##### EXERCISE MATERIALS #####
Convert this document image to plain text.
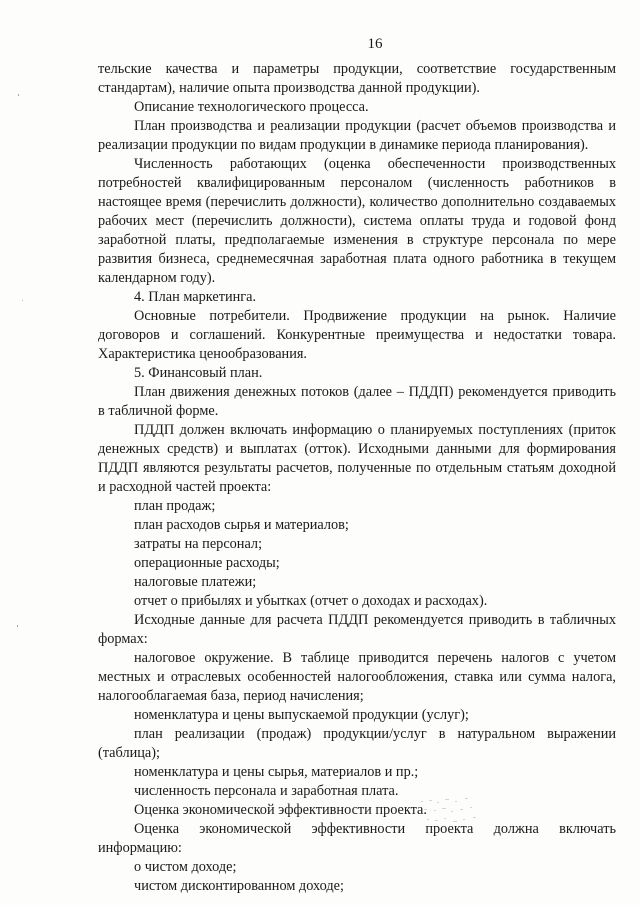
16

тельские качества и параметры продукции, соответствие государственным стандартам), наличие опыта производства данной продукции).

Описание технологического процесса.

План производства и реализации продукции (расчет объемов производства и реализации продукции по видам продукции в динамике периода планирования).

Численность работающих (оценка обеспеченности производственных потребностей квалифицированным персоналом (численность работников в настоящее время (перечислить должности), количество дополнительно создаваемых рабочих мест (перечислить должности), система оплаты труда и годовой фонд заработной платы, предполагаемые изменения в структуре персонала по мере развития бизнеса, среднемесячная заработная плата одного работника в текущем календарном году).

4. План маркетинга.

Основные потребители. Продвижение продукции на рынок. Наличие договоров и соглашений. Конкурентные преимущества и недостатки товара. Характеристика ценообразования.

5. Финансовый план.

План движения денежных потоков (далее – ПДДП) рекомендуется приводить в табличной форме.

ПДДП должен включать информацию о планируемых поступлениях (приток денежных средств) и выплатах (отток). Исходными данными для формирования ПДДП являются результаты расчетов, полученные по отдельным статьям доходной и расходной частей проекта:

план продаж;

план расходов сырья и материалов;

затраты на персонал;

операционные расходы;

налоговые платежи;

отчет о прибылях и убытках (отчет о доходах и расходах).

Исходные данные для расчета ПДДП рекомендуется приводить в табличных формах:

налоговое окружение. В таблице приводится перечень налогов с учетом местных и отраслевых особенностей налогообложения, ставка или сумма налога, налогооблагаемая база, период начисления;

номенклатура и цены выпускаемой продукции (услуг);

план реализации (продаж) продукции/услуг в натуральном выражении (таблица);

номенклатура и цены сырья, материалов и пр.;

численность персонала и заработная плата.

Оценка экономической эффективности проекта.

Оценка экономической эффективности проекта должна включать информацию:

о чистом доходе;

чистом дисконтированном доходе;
#####
##### EXERCISE MATERIALS #####
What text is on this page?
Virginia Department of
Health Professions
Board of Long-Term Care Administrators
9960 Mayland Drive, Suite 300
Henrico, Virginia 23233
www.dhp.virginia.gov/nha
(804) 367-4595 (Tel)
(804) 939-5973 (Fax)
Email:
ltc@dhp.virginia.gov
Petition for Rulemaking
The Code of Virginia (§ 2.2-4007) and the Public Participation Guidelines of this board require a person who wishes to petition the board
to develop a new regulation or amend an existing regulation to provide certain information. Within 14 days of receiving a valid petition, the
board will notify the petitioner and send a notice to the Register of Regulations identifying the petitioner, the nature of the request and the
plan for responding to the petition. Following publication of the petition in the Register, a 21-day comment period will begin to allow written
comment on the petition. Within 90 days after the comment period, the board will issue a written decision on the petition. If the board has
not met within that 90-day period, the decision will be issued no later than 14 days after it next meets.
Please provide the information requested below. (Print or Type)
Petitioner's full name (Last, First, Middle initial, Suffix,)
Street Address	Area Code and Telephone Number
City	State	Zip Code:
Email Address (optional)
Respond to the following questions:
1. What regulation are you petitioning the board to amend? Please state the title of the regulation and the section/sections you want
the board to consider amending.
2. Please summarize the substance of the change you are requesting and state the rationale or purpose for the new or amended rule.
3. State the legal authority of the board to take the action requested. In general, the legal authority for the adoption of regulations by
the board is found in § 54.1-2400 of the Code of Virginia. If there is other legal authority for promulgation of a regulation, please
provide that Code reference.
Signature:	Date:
#####
##### EXERCISE MATERIALS #####
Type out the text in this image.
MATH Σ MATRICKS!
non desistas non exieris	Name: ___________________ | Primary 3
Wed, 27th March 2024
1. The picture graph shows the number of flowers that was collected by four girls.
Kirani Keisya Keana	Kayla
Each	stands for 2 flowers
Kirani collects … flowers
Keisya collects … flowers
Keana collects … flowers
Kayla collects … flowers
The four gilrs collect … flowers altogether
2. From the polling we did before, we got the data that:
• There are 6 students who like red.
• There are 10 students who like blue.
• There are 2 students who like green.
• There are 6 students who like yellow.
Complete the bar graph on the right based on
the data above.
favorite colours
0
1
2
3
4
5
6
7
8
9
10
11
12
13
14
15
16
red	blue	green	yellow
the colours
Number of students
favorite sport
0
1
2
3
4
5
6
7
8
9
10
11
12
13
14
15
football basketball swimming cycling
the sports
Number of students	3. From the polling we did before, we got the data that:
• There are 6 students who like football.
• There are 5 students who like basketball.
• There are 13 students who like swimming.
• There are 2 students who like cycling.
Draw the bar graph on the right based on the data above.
#####
TASK DETAILS: State how many lines of the records above contain the word "four", and give only that number.

RESULT OF THE EXERCISE: 2